*JOB*:
From the entries that follow, pick out all lines holding "vizor".

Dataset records
····················
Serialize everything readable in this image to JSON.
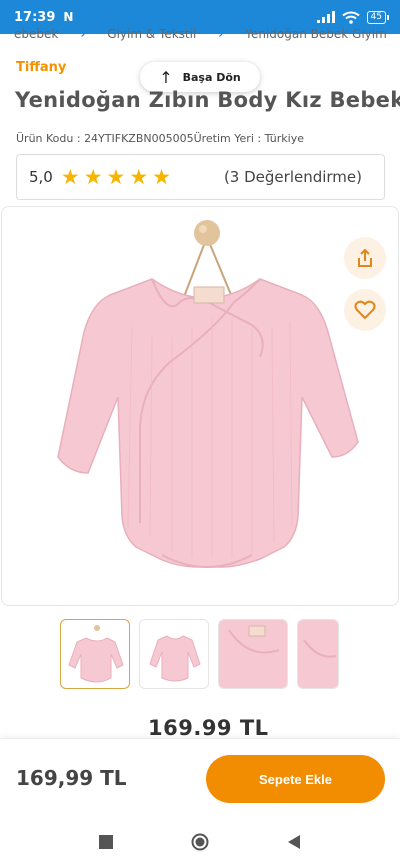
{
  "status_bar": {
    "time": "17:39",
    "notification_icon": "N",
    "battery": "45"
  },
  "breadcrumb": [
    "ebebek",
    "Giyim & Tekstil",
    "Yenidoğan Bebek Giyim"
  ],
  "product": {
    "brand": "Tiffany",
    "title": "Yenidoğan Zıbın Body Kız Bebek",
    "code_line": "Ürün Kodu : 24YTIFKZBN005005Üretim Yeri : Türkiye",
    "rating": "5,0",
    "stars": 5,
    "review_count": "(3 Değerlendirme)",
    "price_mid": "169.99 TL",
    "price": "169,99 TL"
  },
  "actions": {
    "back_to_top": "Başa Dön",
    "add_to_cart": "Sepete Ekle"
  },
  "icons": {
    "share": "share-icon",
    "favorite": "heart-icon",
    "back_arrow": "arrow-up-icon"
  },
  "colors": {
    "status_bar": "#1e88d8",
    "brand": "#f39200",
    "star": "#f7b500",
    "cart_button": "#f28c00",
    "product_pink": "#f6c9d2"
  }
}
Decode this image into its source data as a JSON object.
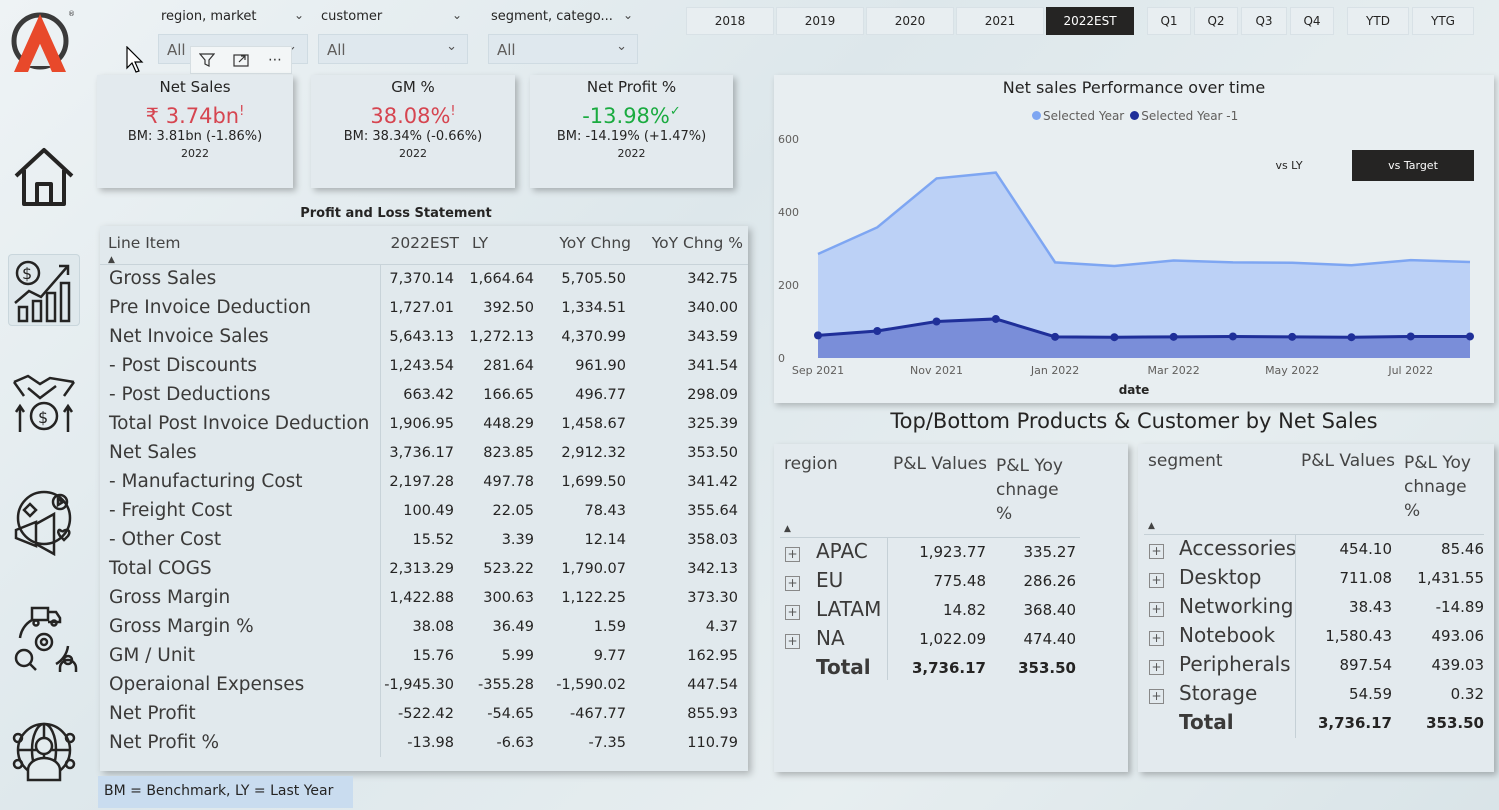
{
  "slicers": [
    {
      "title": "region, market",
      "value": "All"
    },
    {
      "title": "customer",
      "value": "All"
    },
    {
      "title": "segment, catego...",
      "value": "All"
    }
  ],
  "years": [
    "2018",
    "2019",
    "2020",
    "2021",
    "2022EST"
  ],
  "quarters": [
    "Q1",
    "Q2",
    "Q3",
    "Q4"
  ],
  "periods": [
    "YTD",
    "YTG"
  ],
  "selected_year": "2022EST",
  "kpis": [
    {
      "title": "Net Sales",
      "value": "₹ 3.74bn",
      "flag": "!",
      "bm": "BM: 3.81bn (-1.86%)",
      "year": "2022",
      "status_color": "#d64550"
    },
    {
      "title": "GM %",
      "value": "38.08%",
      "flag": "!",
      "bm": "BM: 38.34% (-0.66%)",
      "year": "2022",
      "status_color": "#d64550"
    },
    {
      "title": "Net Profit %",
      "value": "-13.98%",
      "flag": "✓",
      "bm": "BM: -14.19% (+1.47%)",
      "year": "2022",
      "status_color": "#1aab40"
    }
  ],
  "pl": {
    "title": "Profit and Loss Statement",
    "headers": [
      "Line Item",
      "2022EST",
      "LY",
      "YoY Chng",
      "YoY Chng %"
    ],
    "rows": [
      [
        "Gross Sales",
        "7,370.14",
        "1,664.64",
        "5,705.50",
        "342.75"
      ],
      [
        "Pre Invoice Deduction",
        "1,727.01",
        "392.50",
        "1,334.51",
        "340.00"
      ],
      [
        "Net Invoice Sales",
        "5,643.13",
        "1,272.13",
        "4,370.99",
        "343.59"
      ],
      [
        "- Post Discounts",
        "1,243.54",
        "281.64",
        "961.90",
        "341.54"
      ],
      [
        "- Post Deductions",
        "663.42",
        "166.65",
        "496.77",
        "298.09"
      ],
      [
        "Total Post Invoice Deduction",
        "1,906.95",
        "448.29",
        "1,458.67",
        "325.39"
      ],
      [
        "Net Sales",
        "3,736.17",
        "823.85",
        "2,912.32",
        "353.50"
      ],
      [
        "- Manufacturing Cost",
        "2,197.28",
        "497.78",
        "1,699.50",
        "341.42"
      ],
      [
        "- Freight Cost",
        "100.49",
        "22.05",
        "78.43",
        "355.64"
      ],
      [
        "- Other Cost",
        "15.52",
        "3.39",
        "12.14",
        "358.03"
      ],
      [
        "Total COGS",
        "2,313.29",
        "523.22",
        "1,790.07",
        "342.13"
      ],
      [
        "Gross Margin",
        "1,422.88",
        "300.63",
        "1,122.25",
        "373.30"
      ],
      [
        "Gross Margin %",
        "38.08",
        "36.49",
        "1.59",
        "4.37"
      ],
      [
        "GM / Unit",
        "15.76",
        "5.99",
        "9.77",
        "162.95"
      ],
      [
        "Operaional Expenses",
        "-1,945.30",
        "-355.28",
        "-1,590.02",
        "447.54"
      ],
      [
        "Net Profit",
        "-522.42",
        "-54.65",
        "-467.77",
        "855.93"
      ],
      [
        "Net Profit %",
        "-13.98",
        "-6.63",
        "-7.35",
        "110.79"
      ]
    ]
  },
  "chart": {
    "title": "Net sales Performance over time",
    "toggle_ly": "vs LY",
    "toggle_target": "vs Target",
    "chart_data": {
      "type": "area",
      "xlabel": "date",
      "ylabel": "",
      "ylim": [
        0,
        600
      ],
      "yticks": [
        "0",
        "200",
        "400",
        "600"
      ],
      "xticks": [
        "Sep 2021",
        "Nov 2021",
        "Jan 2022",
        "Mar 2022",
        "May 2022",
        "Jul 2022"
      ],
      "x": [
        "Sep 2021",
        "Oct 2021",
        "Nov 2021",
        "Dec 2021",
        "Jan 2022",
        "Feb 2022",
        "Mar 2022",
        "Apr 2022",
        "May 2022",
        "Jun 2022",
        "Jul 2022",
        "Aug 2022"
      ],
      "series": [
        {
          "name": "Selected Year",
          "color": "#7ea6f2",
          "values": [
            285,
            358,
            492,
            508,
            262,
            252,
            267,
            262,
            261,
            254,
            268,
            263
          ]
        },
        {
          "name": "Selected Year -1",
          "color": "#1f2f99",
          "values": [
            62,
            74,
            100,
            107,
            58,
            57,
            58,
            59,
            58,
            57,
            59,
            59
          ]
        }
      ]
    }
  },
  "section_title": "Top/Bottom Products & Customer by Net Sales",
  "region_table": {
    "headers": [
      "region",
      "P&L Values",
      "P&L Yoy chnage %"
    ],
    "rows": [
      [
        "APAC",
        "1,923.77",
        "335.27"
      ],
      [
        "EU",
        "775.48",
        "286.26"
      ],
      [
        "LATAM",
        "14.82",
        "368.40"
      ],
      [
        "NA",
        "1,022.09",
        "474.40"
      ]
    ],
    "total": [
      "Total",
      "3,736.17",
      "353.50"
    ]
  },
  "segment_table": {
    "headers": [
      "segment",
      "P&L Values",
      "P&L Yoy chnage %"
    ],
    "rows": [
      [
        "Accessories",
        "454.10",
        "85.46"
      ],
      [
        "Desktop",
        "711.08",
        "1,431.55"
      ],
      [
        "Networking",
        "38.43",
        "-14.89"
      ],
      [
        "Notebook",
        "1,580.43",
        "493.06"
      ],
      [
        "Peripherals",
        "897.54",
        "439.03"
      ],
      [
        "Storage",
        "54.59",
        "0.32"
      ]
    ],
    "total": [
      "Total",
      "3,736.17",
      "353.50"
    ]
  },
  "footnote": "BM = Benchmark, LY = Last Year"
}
····················
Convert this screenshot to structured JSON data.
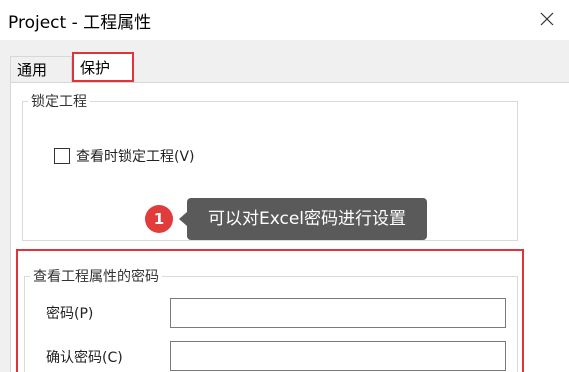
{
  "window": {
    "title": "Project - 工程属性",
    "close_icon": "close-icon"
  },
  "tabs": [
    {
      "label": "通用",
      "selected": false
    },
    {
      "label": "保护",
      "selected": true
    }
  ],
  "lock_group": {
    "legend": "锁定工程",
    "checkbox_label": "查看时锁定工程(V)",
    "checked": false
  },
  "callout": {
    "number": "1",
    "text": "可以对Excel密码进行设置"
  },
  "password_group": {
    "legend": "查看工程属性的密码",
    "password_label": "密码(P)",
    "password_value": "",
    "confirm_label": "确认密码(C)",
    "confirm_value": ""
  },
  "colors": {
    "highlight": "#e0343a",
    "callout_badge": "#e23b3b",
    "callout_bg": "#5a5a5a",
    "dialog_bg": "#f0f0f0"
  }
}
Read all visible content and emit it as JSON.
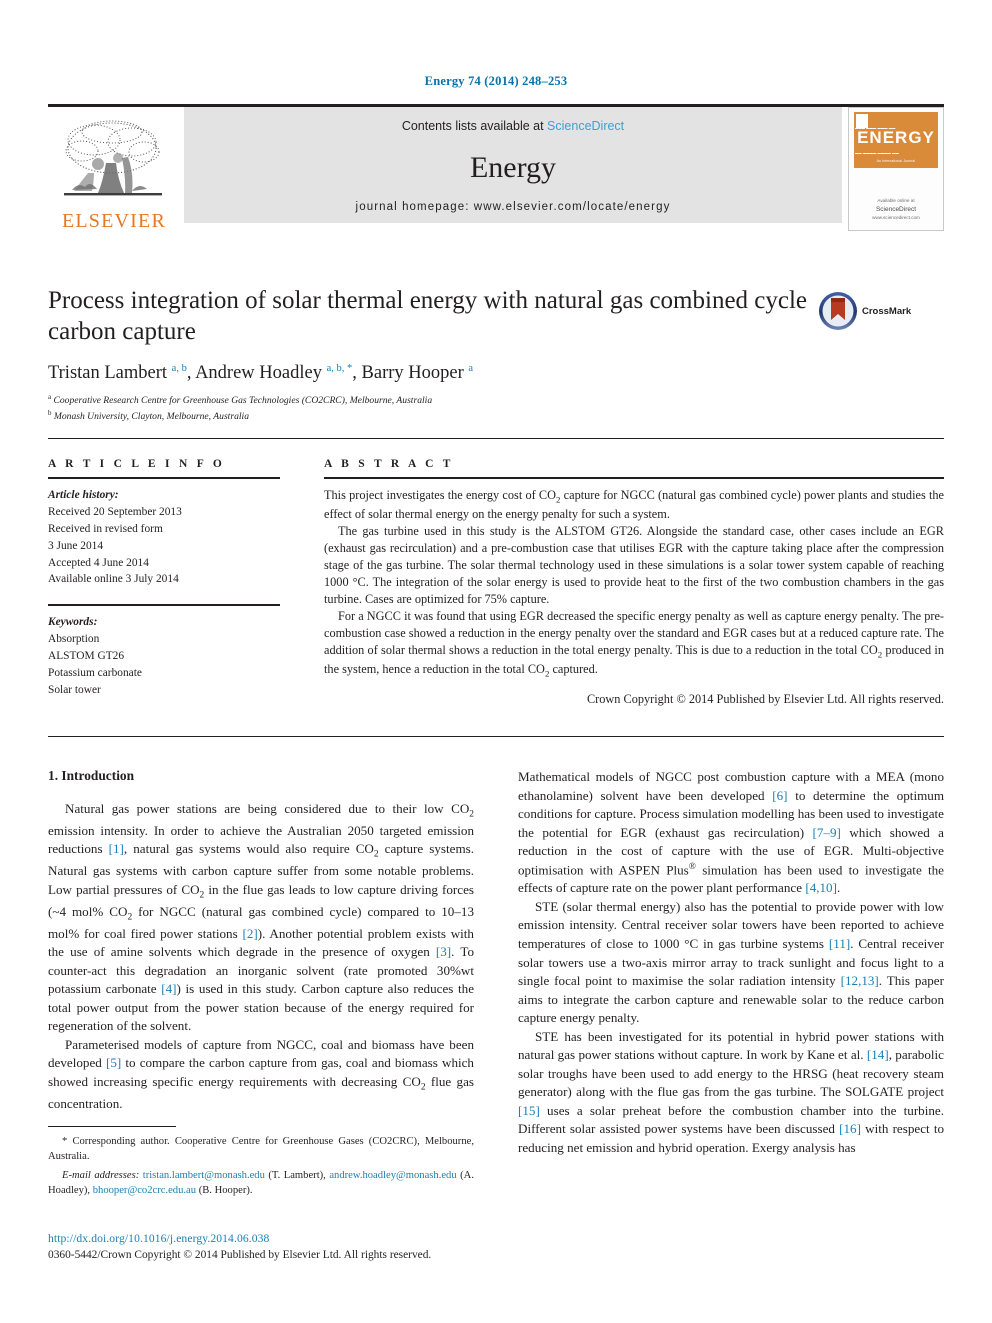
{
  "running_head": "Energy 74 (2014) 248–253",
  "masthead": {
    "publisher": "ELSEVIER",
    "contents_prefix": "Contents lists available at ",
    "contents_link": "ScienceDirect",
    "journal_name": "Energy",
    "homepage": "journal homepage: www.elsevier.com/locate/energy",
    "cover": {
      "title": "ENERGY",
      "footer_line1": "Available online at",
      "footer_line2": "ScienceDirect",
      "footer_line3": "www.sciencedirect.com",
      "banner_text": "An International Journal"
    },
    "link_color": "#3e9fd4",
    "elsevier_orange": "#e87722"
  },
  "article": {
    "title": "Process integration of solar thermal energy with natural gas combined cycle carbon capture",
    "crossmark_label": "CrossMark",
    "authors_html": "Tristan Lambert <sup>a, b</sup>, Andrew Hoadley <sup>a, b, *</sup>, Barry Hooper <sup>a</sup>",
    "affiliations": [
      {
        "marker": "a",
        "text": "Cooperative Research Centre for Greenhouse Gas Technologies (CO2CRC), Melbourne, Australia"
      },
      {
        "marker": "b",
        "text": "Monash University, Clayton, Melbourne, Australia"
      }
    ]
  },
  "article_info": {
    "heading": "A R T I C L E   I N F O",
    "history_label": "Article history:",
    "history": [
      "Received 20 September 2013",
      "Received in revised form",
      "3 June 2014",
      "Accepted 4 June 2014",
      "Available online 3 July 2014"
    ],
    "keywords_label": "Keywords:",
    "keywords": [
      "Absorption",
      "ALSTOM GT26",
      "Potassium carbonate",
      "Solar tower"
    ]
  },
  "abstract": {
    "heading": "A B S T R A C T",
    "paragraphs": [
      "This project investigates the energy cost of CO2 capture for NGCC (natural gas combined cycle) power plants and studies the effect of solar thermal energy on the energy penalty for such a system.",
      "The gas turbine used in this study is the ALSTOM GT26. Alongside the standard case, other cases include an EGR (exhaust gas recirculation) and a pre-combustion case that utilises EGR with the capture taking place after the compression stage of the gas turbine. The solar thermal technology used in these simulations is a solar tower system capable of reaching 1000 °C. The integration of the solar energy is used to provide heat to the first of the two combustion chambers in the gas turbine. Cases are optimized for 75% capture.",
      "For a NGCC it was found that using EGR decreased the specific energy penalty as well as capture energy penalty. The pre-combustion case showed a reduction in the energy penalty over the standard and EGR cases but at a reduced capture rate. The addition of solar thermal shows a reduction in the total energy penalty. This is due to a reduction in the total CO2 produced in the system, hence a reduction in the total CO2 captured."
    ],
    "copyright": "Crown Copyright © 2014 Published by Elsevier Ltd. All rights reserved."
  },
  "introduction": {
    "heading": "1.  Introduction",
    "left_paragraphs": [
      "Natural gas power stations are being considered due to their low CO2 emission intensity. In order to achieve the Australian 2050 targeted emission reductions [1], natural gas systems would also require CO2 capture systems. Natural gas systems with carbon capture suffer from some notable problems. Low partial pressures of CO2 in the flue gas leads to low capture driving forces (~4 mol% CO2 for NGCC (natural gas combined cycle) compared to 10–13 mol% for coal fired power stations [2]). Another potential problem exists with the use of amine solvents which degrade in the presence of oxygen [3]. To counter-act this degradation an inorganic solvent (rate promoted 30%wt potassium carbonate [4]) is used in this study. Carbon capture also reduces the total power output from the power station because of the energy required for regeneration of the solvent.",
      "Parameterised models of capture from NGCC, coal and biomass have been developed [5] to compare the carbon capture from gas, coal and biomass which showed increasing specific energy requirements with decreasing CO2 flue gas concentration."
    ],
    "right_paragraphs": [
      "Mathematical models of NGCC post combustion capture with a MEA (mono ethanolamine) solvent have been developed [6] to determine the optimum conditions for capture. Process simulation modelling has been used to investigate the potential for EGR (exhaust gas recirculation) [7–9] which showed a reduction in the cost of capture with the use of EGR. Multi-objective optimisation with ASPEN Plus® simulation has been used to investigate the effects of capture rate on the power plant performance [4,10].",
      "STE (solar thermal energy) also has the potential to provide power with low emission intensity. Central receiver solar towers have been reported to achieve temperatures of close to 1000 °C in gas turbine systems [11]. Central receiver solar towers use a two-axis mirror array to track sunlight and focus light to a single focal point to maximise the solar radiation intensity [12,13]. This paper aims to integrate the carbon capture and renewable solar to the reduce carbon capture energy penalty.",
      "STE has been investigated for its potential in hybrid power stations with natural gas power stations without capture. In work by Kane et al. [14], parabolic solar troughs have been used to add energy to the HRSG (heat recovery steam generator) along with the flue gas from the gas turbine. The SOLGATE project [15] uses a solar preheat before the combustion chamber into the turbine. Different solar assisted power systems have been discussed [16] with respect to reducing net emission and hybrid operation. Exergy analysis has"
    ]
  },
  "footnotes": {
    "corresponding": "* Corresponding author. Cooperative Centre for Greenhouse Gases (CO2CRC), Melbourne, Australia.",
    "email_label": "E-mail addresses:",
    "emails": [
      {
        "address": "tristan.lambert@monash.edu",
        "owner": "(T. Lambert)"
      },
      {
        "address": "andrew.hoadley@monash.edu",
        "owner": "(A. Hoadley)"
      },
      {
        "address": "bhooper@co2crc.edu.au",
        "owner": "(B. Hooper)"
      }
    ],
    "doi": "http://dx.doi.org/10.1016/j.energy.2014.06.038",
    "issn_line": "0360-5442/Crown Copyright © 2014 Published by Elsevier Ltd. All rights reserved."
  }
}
····················
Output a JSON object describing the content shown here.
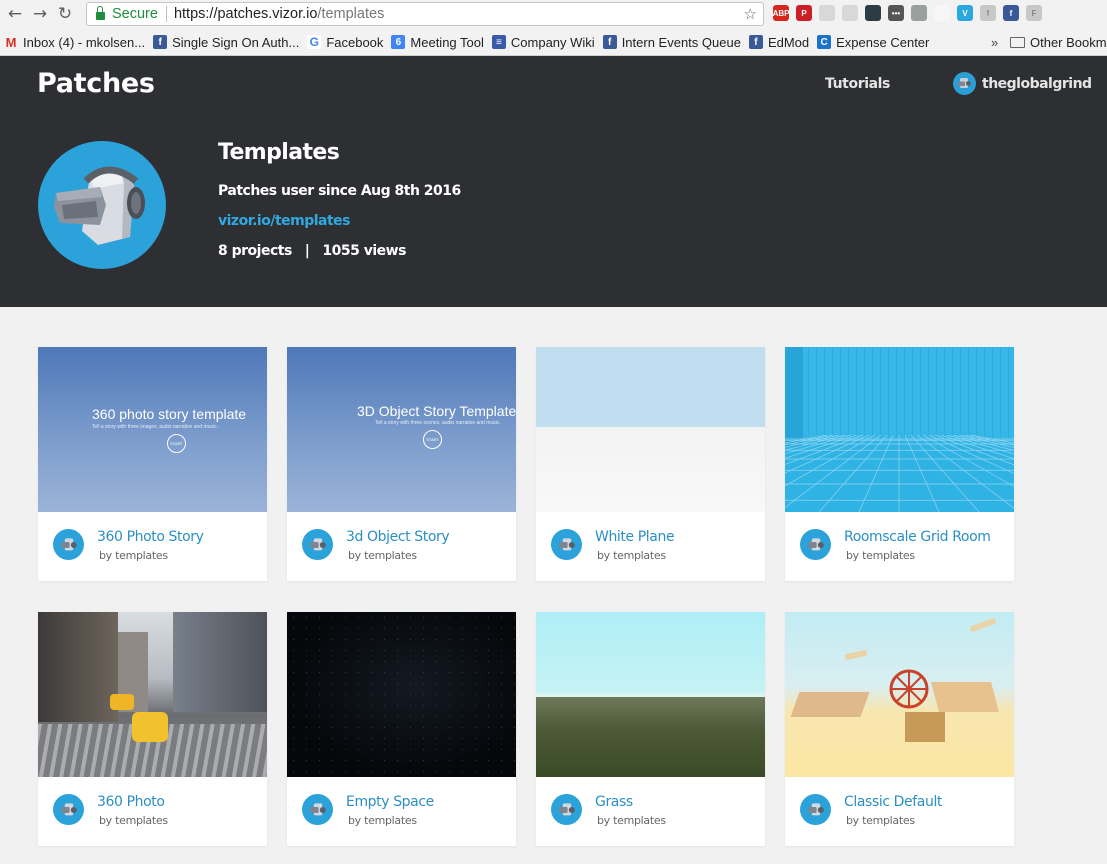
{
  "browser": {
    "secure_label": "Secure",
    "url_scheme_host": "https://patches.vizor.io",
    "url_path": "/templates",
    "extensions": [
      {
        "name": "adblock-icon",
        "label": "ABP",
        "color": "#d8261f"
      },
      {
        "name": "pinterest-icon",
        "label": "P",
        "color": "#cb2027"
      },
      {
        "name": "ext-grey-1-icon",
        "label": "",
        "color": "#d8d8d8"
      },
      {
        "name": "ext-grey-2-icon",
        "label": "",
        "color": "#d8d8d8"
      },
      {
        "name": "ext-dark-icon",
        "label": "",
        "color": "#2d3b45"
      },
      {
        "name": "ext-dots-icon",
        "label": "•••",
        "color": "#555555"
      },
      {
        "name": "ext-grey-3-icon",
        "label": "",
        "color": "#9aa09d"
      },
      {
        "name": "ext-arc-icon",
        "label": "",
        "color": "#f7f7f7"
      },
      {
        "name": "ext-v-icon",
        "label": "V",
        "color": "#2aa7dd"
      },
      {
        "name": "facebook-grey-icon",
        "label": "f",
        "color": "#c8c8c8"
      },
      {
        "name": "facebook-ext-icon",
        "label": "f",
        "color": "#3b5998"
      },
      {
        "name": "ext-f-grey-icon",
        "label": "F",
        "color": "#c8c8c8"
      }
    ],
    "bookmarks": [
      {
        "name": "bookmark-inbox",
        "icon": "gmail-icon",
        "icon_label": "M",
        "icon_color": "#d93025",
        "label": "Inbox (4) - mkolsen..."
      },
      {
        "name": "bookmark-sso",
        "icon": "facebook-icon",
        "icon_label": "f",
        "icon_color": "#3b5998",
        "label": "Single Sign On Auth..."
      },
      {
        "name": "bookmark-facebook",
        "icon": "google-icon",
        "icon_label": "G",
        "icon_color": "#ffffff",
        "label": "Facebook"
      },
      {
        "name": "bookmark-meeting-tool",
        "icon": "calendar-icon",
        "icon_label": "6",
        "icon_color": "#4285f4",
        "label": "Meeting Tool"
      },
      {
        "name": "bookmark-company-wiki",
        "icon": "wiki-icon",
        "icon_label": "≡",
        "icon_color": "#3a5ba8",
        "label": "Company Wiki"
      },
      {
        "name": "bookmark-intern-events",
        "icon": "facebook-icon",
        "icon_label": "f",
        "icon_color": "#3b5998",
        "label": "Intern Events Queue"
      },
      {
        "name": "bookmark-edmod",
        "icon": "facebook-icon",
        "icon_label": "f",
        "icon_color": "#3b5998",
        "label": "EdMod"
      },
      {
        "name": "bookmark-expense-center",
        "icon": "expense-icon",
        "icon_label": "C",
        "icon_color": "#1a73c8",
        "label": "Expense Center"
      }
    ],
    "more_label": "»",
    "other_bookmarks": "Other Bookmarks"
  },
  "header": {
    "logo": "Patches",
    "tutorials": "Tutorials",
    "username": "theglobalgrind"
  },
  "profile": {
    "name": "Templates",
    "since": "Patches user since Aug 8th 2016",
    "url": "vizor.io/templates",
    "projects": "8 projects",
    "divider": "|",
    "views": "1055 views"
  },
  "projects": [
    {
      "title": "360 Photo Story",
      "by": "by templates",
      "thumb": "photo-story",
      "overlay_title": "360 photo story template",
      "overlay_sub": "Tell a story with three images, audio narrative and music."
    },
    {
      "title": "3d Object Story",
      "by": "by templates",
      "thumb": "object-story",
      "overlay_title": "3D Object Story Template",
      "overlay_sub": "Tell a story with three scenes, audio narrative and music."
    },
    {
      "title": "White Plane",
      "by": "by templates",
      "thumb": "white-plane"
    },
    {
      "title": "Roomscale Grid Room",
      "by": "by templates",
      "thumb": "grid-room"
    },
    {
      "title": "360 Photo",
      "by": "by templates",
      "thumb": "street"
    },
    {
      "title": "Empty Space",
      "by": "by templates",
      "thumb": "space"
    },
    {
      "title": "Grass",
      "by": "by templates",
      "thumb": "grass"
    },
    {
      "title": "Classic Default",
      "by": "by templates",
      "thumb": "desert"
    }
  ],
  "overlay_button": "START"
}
····················
*WRITTEN SOLUTION*:
    "url_scheme_host": "https://patches.vizor.io",
    "url": "vizor.io/templates",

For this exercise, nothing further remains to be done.